→ WRITTEN EXERCISE:
What lines of the data include the string "note"? Copy them all.

>> Start DATA FOR THIS TASK

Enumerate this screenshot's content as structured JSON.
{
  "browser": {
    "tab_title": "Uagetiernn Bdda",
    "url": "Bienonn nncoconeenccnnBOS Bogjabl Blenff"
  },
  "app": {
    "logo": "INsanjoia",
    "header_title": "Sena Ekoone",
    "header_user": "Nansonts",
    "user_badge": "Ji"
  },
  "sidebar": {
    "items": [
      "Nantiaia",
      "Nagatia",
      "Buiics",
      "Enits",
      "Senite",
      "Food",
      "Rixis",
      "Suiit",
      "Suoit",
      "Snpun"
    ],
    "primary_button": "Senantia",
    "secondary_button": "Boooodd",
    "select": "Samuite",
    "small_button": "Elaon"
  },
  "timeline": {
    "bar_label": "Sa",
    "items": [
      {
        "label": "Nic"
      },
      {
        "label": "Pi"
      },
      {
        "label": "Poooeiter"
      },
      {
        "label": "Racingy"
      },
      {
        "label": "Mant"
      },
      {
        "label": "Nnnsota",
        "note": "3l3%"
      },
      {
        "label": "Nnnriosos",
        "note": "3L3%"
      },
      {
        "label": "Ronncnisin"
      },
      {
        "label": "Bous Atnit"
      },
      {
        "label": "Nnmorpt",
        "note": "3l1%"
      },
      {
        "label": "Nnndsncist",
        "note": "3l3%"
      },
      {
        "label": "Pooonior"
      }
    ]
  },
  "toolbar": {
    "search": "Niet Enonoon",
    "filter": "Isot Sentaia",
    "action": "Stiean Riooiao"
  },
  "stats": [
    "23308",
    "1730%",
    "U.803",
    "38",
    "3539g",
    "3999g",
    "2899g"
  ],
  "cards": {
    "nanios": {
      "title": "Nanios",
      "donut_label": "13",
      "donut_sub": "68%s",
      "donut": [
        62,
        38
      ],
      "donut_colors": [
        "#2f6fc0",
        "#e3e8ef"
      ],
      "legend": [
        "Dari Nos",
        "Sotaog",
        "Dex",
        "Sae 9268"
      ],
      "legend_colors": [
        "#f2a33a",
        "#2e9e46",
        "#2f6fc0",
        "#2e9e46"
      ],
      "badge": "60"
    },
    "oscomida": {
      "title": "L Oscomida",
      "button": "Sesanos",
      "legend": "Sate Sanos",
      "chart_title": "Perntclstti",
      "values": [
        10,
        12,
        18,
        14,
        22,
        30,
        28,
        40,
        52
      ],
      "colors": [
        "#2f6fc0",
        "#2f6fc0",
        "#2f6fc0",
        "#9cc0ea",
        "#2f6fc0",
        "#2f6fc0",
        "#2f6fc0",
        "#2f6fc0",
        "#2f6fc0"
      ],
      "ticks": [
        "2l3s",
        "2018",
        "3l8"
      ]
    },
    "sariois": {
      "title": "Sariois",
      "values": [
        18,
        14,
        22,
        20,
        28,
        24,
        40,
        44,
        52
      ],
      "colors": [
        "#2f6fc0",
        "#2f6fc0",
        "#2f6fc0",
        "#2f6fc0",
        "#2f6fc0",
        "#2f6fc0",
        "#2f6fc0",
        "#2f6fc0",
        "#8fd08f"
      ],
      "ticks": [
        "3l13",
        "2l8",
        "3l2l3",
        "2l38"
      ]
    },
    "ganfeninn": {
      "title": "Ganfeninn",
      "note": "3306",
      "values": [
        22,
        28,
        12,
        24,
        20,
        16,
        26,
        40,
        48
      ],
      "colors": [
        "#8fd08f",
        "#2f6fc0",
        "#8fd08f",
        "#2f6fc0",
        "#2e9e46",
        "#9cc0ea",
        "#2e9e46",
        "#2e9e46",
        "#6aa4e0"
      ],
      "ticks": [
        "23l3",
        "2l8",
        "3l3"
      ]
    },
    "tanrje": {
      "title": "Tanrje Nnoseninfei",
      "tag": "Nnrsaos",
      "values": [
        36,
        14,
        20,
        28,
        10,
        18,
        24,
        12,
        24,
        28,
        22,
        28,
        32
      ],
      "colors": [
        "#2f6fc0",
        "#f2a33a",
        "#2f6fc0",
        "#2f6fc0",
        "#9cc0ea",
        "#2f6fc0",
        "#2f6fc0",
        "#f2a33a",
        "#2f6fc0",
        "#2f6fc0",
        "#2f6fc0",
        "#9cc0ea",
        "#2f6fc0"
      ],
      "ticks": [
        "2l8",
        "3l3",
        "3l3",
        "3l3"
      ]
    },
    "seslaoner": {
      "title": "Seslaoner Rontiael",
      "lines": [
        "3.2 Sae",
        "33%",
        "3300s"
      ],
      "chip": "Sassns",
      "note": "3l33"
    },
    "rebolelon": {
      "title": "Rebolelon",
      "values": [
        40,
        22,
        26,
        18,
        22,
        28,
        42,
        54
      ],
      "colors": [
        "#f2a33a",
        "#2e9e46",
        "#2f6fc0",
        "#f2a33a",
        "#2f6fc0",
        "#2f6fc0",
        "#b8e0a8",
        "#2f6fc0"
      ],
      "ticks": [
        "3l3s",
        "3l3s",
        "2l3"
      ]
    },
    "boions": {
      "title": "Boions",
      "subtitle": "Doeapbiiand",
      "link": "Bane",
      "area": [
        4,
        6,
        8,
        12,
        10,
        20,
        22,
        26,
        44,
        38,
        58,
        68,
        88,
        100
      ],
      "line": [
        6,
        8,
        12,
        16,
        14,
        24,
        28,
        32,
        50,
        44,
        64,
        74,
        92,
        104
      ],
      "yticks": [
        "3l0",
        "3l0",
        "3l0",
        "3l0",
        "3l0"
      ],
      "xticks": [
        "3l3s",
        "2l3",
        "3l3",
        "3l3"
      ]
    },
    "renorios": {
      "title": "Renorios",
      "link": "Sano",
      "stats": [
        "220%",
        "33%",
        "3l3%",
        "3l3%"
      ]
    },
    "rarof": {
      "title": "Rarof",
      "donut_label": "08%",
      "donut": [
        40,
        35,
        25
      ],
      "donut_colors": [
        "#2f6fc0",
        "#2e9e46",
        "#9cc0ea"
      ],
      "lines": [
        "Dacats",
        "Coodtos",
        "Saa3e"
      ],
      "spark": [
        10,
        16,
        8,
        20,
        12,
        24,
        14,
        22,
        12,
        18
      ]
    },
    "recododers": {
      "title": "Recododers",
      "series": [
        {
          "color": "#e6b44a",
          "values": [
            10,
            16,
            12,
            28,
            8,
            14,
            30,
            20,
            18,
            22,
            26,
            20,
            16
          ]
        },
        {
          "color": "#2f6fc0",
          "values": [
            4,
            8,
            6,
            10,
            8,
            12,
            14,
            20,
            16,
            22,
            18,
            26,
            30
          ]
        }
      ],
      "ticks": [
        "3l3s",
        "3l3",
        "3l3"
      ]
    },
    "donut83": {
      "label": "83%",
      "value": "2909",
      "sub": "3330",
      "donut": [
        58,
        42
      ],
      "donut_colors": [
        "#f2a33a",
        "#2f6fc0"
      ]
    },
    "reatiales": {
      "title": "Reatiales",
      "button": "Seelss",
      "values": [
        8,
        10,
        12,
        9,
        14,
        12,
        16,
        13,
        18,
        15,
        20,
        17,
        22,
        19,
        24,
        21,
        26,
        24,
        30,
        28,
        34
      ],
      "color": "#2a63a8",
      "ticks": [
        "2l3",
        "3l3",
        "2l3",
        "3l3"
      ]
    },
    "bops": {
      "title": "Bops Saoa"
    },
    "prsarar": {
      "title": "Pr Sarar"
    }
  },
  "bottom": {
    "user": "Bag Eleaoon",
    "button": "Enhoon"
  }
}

>> End DATA FOR THIS TASK

→ RESPONSE TO THE TASK:
        "note": "3l3%"
        "note": "3L3%"
        "note": "3l1%"
        "note": "3l3%"
      "note": "3306",
      "note": "3l33"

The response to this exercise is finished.